## Item position entries:
(begin)

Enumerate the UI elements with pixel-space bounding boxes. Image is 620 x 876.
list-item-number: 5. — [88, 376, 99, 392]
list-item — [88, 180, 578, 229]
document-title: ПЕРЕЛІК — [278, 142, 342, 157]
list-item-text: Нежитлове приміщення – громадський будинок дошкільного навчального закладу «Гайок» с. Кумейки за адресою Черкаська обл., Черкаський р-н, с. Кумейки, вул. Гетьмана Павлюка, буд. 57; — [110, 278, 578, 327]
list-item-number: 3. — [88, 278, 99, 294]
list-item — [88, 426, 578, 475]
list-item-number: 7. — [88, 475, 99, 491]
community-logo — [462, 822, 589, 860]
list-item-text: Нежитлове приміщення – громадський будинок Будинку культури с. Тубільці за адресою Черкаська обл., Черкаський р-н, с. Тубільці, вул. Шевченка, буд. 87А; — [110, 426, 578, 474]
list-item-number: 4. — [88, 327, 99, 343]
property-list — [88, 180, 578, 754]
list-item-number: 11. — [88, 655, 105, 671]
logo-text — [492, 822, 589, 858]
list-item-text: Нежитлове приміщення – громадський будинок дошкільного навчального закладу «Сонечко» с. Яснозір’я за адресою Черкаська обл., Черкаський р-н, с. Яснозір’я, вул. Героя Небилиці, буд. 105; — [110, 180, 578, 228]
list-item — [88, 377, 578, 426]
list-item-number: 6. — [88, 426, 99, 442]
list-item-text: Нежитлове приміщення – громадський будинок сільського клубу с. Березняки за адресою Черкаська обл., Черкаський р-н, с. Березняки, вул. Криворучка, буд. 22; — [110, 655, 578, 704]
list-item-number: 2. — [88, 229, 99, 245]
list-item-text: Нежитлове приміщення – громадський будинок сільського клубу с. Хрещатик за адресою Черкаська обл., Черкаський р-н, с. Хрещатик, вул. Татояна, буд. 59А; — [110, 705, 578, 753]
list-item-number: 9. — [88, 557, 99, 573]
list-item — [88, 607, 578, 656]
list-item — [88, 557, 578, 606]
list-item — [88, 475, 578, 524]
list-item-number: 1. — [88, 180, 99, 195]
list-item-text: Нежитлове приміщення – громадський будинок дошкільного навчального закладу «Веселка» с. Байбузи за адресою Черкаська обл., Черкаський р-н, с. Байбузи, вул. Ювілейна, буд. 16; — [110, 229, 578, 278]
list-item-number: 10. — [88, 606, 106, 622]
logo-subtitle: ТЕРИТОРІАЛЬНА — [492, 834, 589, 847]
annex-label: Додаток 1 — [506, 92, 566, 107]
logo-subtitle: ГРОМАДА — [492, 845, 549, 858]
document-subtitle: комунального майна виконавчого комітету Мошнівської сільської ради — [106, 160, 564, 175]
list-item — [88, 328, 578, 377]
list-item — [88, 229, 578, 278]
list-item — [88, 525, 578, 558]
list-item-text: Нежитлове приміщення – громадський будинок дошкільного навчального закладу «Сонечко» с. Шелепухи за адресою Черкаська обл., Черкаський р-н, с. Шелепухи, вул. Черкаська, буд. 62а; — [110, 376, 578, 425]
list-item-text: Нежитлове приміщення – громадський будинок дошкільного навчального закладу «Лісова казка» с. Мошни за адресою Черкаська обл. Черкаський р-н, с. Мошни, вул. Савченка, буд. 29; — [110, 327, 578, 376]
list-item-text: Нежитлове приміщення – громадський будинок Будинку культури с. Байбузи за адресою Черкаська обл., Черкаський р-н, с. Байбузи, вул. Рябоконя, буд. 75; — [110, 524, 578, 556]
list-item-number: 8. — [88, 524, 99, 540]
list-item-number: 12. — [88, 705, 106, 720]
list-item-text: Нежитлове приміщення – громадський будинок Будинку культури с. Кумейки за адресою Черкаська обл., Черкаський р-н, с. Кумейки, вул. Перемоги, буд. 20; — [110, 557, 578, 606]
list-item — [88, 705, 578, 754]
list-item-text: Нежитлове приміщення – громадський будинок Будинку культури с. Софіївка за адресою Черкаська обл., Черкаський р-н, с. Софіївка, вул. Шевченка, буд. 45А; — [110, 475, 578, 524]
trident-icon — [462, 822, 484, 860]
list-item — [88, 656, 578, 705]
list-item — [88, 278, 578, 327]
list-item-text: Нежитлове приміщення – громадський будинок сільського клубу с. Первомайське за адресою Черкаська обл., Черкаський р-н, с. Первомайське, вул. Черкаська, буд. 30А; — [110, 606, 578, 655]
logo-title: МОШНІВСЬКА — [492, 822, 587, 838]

(end)

## Stated exercise:
Please go through all the data above and swap every "list-item-number" for "entry-number", leaving everything else unchanged.

## Reply to the task:
Enumerate the UI elements with pixel-space bounding boxes. Image is 620 x 876.
entry-number: 5. — [88, 376, 99, 392]
list-item — [88, 180, 578, 229]
document-title: ПЕРЕЛІК — [278, 142, 342, 157]
list-item-text: Нежитлове приміщення – громадський будинок дошкільного навчального закладу «Гайок» с. Кумейки за адресою Черкаська обл., Черкаський р-н, с. Кумейки, вул. Гетьмана Павлюка, буд. 57; — [110, 278, 578, 327]
entry-number: 3. — [88, 278, 99, 294]
list-item — [88, 426, 578, 475]
entry-number: 7. — [88, 475, 99, 491]
community-logo — [462, 822, 589, 860]
list-item-text: Нежитлове приміщення – громадський будинок Будинку культури с. Тубільці за адресою Черкаська обл., Черкаський р-н, с. Тубільці, вул. Шевченка, буд. 87А; — [110, 426, 578, 474]
entry-number: 4. — [88, 327, 99, 343]
property-list — [88, 180, 578, 754]
entry-number: 11. — [88, 655, 105, 671]
logo-text — [492, 822, 589, 858]
list-item-text: Нежитлове приміщення – громадський будинок дошкільного навчального закладу «Сонечко» с. Яснозір’я за адресою Черкаська обл., Черкаський р-н, с. Яснозір’я, вул. Героя Небилиці, буд. 105; — [110, 180, 578, 228]
list-item — [88, 377, 578, 426]
entry-number: 6. — [88, 426, 99, 442]
list-item-text: Нежитлове приміщення – громадський будинок сільського клубу с. Березняки за адресою Черкаська обл., Черкаський р-н, с. Березняки, вул. Криворучка, буд. 22; — [110, 655, 578, 704]
entry-number: 2. — [88, 229, 99, 245]
list-item-text: Нежитлове приміщення – громадський будинок сільського клубу с. Хрещатик за адресою Черкаська обл., Черкаський р-н, с. Хрещатик, вул. Татояна, буд. 59А; — [110, 705, 578, 753]
entry-number: 9. — [88, 557, 99, 573]
list-item — [88, 607, 578, 656]
list-item — [88, 557, 578, 606]
list-item — [88, 475, 578, 524]
entry-number: 1. — [88, 180, 99, 195]
list-item-text: Нежитлове приміщення – громадський будинок дошкільного навчального закладу «Веселка» с. Байбузи за адресою Черкаська обл., Черкаський р-н, с. Байбузи, вул. Ювілейна, буд. 16; — [110, 229, 578, 278]
entry-number: 10. — [88, 606, 106, 622]
logo-subtitle: ТЕРИТОРІАЛЬНА — [492, 834, 589, 847]
annex-label: Додаток 1 — [506, 92, 566, 107]
logo-subtitle: ГРОМАДА — [492, 845, 549, 858]
document-subtitle: комунального майна виконавчого комітету Мошнівської сільської ради — [106, 160, 564, 175]
list-item — [88, 328, 578, 377]
list-item — [88, 229, 578, 278]
list-item — [88, 525, 578, 558]
list-item-text: Нежитлове приміщення – громадський будинок дошкільного навчального закладу «Сонечко» с. Шелепухи за адресою Черкаська обл., Черкаський р-н, с. Шелепухи, вул. Черкаська, буд. 62а; — [110, 376, 578, 425]
list-item-text: Нежитлове приміщення – громадський будинок дошкільного навчального закладу «Лісова казка» с. Мошни за адресою Черкаська обл. Черкаський р-н, с. Мошни, вул. Савченка, буд. 29; — [110, 327, 578, 376]
list-item-text: Нежитлове приміщення – громадський будинок Будинку культури с. Байбузи за адресою Черкаська обл., Черкаський р-н, с. Байбузи, вул. Рябоконя, буд. 75; — [110, 524, 578, 556]
entry-number: 8. — [88, 524, 99, 540]
entry-number: 12. — [88, 705, 106, 720]
list-item-text: Нежитлове приміщення – громадський будинок Будинку культури с. Кумейки за адресою Черкаська обл., Черкаський р-н, с. Кумейки, вул. Перемоги, буд. 20; — [110, 557, 578, 606]
list-item — [88, 705, 578, 754]
list-item-text: Нежитлове приміщення – громадський будинок Будинку культури с. Софіївка за адресою Черкаська обл., Черкаський р-н, с. Софіївка, вул. Шевченка, буд. 45А; — [110, 475, 578, 524]
trident-icon — [462, 822, 484, 860]
list-item — [88, 656, 578, 705]
list-item — [88, 278, 578, 327]
list-item-text: Нежитлове приміщення – громадський будинок сільського клубу с. Первомайське за адресою Черкаська обл., Черкаський р-н, с. Первомайське, вул. Черкаська, буд. 30А; — [110, 606, 578, 655]
logo-title: МОШНІВСЬКА — [492, 822, 587, 838]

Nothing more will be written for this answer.